STATED EXERCISE
Take the material and output all of it exactly.

DATASET EXTRACT
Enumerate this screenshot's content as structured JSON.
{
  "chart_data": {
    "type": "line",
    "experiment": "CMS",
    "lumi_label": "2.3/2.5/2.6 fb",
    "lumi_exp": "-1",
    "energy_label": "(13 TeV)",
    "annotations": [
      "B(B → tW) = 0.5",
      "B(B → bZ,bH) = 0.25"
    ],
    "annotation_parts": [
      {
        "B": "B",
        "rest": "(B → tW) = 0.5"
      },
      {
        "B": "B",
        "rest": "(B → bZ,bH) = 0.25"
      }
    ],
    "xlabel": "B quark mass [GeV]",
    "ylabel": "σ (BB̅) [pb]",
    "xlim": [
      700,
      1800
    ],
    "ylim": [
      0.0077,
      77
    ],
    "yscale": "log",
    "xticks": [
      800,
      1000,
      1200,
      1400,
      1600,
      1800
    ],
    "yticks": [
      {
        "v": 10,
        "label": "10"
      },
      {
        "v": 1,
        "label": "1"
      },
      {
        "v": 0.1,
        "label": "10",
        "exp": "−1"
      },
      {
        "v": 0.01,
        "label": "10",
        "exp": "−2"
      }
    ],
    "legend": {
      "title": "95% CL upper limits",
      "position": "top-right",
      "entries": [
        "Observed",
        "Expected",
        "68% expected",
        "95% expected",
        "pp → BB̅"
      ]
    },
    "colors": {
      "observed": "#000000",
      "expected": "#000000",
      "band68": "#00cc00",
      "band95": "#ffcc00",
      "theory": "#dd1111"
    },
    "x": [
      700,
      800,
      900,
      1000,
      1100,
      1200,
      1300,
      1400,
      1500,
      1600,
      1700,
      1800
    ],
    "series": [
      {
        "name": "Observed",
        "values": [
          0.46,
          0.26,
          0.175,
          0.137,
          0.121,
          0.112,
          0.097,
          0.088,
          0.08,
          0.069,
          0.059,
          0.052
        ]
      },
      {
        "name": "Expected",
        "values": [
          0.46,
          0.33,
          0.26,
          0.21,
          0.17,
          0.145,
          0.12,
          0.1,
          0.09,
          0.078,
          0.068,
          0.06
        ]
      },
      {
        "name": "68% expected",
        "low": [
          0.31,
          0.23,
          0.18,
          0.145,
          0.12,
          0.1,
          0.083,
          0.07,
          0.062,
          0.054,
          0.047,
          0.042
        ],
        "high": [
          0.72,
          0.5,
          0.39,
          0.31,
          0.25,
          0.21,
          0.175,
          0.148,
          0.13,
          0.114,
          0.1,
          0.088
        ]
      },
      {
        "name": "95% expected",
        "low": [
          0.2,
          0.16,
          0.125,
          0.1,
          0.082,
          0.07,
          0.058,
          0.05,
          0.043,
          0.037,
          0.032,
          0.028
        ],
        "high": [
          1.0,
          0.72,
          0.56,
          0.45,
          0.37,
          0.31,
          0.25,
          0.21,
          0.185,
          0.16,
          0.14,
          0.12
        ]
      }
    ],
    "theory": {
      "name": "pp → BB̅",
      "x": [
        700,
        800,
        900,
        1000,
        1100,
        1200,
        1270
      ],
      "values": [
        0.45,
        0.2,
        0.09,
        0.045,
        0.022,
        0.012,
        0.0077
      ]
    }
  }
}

RESULT OF THE EXERCISE
Enumerate this screenshot's content as structured JSON.
{
  "chart_data": {
    "type": "line",
    "experiment": "CMS",
    "lumi_label": "2.3/2.5/2.6 fb",
    "lumi_exp": "-1",
    "energy_label": "(13 TeV)",
    "annotations": [
      "B(B → tW) = 0.5",
      "B(B → bZ,bH) = 0.25"
    ],
    "annotation_parts": [
      {
        "B": "B",
        "rest": "(B → tW) = 0.5"
      },
      {
        "B": "B",
        "rest": "(B → bZ,bH) = 0.25"
      }
    ],
    "xlabel": "B quark mass [GeV]",
    "ylabel": "σ (BB̅) [pb]",
    "xlim": [
      700,
      1800
    ],
    "ylim": [
      0.0077,
      77
    ],
    "yscale": "log",
    "xticks": [
      800,
      1000,
      1200,
      1400,
      1600,
      1800
    ],
    "yticks": [
      {
        "v": 10,
        "label": "10"
      },
      {
        "v": 1,
        "label": "1"
      },
      {
        "v": 0.1,
        "label": "10",
        "exp": "−1"
      },
      {
        "v": 0.01,
        "label": "10",
        "exp": "−2"
      }
    ],
    "legend": {
      "title": "95% CL upper limits",
      "position": "top-right",
      "entries": [
        "Observed",
        "Expected",
        "68% expected",
        "95% expected",
        "pp → BB̅"
      ]
    },
    "colors": {
      "observed": "#000000",
      "expected": "#000000",
      "band68": "#00cc00",
      "band95": "#ffcc00",
      "theory": "#dd1111"
    },
    "x": [
      700,
      800,
      900,
      1000,
      1100,
      1200,
      1300,
      1400,
      1500,
      1600,
      1700,
      1800
    ],
    "series": [
      {
        "name": "Observed",
        "values": [
          0.46,
          0.26,
          0.175,
          0.137,
          0.121,
          0.112,
          0.097,
          0.088,
          0.08,
          0.069,
          0.059,
          0.052
        ]
      },
      {
        "name": "Expected",
        "values": [
          0.46,
          0.33,
          0.26,
          0.21,
          0.17,
          0.145,
          0.12,
          0.1,
          0.09,
          0.078,
          0.068,
          0.06
        ]
      },
      {
        "name": "68% expected",
        "low": [
          0.31,
          0.23,
          0.18,
          0.145,
          0.12,
          0.1,
          0.083,
          0.07,
          0.062,
          0.054,
          0.047,
          0.042
        ],
        "high": [
          0.72,
          0.5,
          0.39,
          0.31,
          0.25,
          0.21,
          0.175,
          0.148,
          0.13,
          0.114,
          0.1,
          0.088
        ]
      },
      {
        "name": "95% expected",
        "low": [
          0.2,
          0.16,
          0.125,
          0.1,
          0.082,
          0.07,
          0.058,
          0.05,
          0.043,
          0.037,
          0.032,
          0.028
        ],
        "high": [
          1.0,
          0.72,
          0.56,
          0.45,
          0.37,
          0.31,
          0.25,
          0.21,
          0.185,
          0.16,
          0.14,
          0.12
        ]
      }
    ],
    "theory": {
      "name": "pp → BB̅",
      "x": [
        700,
        800,
        900,
        1000,
        1100,
        1200,
        1270
      ],
      "values": [
        0.45,
        0.2,
        0.09,
        0.045,
        0.022,
        0.012,
        0.0077
      ]
    }
  }
}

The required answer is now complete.